Quote, verbatim, all material below, without pictures.

═══ Data listing ═══

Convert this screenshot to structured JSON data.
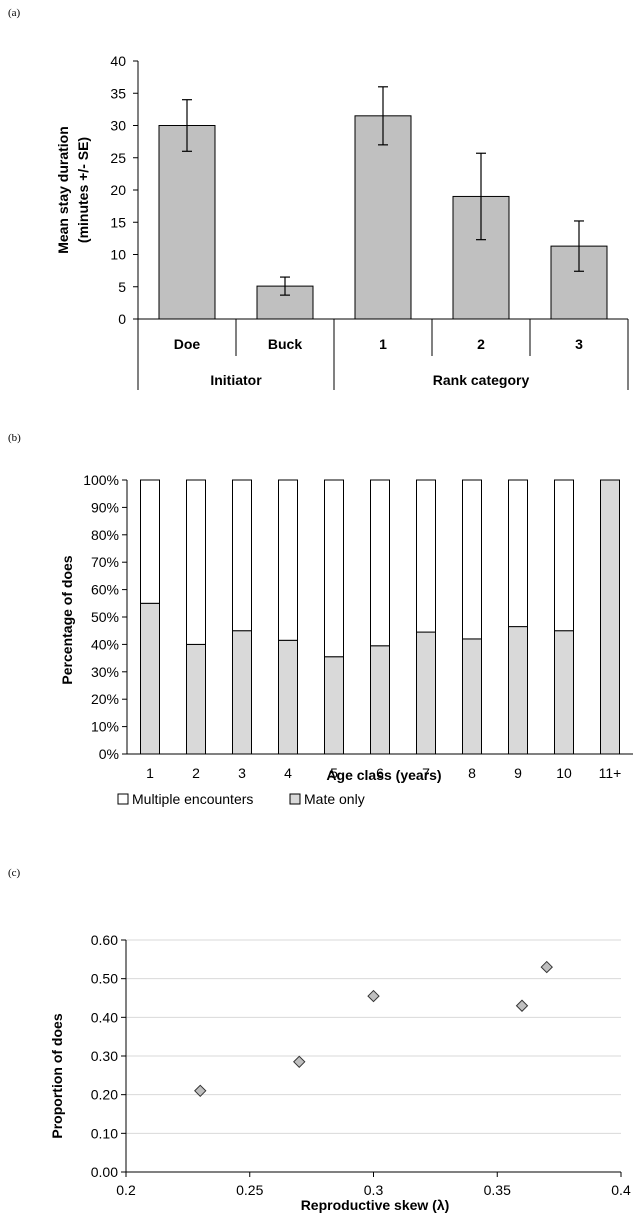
{
  "panels": {
    "a": "(a)",
    "b": "(b)",
    "c": "(c)"
  },
  "chart_data": [
    {
      "type": "bar",
      "ylabel_lines": [
        "Mean stay duration",
        "(minutes +/- SE)"
      ],
      "ylim": [
        0,
        40
      ],
      "yticks": [
        0,
        5,
        10,
        15,
        20,
        25,
        30,
        35,
        40
      ],
      "categories": [
        "Doe",
        "Buck",
        "1",
        "2",
        "3"
      ],
      "groups": [
        {
          "label": "Initiator",
          "members": [
            "Doe",
            "Buck"
          ]
        },
        {
          "label": "Rank category",
          "members": [
            "1",
            "2",
            "3"
          ]
        }
      ],
      "values": [
        30,
        5.1,
        31.5,
        19,
        11.3
      ],
      "errors": [
        4,
        1.4,
        4.5,
        6.7,
        3.9
      ],
      "bar_color": "#c0c0c0"
    },
    {
      "type": "bar",
      "stacked": true,
      "xlabel": "Age class (years)",
      "ylabel": "Percentage of does",
      "ylim": [
        0,
        100
      ],
      "yticks": [
        "0%",
        "10%",
        "20%",
        "30%",
        "40%",
        "50%",
        "60%",
        "70%",
        "80%",
        "90%",
        "100%"
      ],
      "categories": [
        "1",
        "2",
        "3",
        "4",
        "5",
        "6",
        "7",
        "8",
        "9",
        "10",
        "11+"
      ],
      "series": [
        {
          "name": "Mate only",
          "values": [
            55,
            40,
            45,
            41.5,
            35.5,
            39.5,
            44.5,
            42,
            46.5,
            45,
            100
          ],
          "color": "#d9d9d9"
        },
        {
          "name": "Multiple encounters",
          "values": [
            45,
            60,
            55,
            58.5,
            64.5,
            60.5,
            55.5,
            58,
            53.5,
            55,
            0
          ],
          "color": "#ffffff"
        }
      ],
      "legend_position": "bottom-left"
    },
    {
      "type": "scatter",
      "xlabel": "Reproductive skew (λ)",
      "ylabel": "Proportion of does",
      "xlim": [
        0.2,
        0.4
      ],
      "ylim": [
        0,
        0.6
      ],
      "xticks": [
        "0.2",
        "0.25",
        "0.3",
        "0.35",
        "0.4"
      ],
      "yticks": [
        "0.00",
        "0.10",
        "0.20",
        "0.30",
        "0.40",
        "0.50",
        "0.60"
      ],
      "points": [
        {
          "x": 0.23,
          "y": 0.21
        },
        {
          "x": 0.27,
          "y": 0.285
        },
        {
          "x": 0.3,
          "y": 0.455
        },
        {
          "x": 0.36,
          "y": 0.43
        },
        {
          "x": 0.37,
          "y": 0.53
        }
      ],
      "marker": "diamond",
      "marker_color": "#bfbfbf"
    }
  ]
}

═══

• **Result**
Convert this screenshot to structured JSON data.
{
  "panels": {
    "a": "(a)",
    "b": "(b)",
    "c": "(c)"
  },
  "chart_data": [
    {
      "type": "bar",
      "ylabel_lines": [
        "Mean stay duration",
        "(minutes +/- SE)"
      ],
      "ylim": [
        0,
        40
      ],
      "yticks": [
        0,
        5,
        10,
        15,
        20,
        25,
        30,
        35,
        40
      ],
      "categories": [
        "Doe",
        "Buck",
        "1",
        "2",
        "3"
      ],
      "groups": [
        {
          "label": "Initiator",
          "members": [
            "Doe",
            "Buck"
          ]
        },
        {
          "label": "Rank category",
          "members": [
            "1",
            "2",
            "3"
          ]
        }
      ],
      "values": [
        30,
        5.1,
        31.5,
        19,
        11.3
      ],
      "errors": [
        4,
        1.4,
        4.5,
        6.7,
        3.9
      ],
      "bar_color": "#c0c0c0"
    },
    {
      "type": "bar",
      "stacked": true,
      "xlabel": "Age class (years)",
      "ylabel": "Percentage of does",
      "ylim": [
        0,
        100
      ],
      "yticks": [
        "0%",
        "10%",
        "20%",
        "30%",
        "40%",
        "50%",
        "60%",
        "70%",
        "80%",
        "90%",
        "100%"
      ],
      "categories": [
        "1",
        "2",
        "3",
        "4",
        "5",
        "6",
        "7",
        "8",
        "9",
        "10",
        "11+"
      ],
      "series": [
        {
          "name": "Mate only",
          "values": [
            55,
            40,
            45,
            41.5,
            35.5,
            39.5,
            44.5,
            42,
            46.5,
            45,
            100
          ],
          "color": "#d9d9d9"
        },
        {
          "name": "Multiple encounters",
          "values": [
            45,
            60,
            55,
            58.5,
            64.5,
            60.5,
            55.5,
            58,
            53.5,
            55,
            0
          ],
          "color": "#ffffff"
        }
      ],
      "legend_position": "bottom-left"
    },
    {
      "type": "scatter",
      "xlabel": "Reproductive skew (λ)",
      "ylabel": "Proportion of does",
      "xlim": [
        0.2,
        0.4
      ],
      "ylim": [
        0,
        0.6
      ],
      "xticks": [
        "0.2",
        "0.25",
        "0.3",
        "0.35",
        "0.4"
      ],
      "yticks": [
        "0.00",
        "0.10",
        "0.20",
        "0.30",
        "0.40",
        "0.50",
        "0.60"
      ],
      "points": [
        {
          "x": 0.23,
          "y": 0.21
        },
        {
          "x": 0.27,
          "y": 0.285
        },
        {
          "x": 0.3,
          "y": 0.455
        },
        {
          "x": 0.36,
          "y": 0.43
        },
        {
          "x": 0.37,
          "y": 0.53
        }
      ],
      "marker": "diamond",
      "marker_color": "#bfbfbf"
    }
  ]
}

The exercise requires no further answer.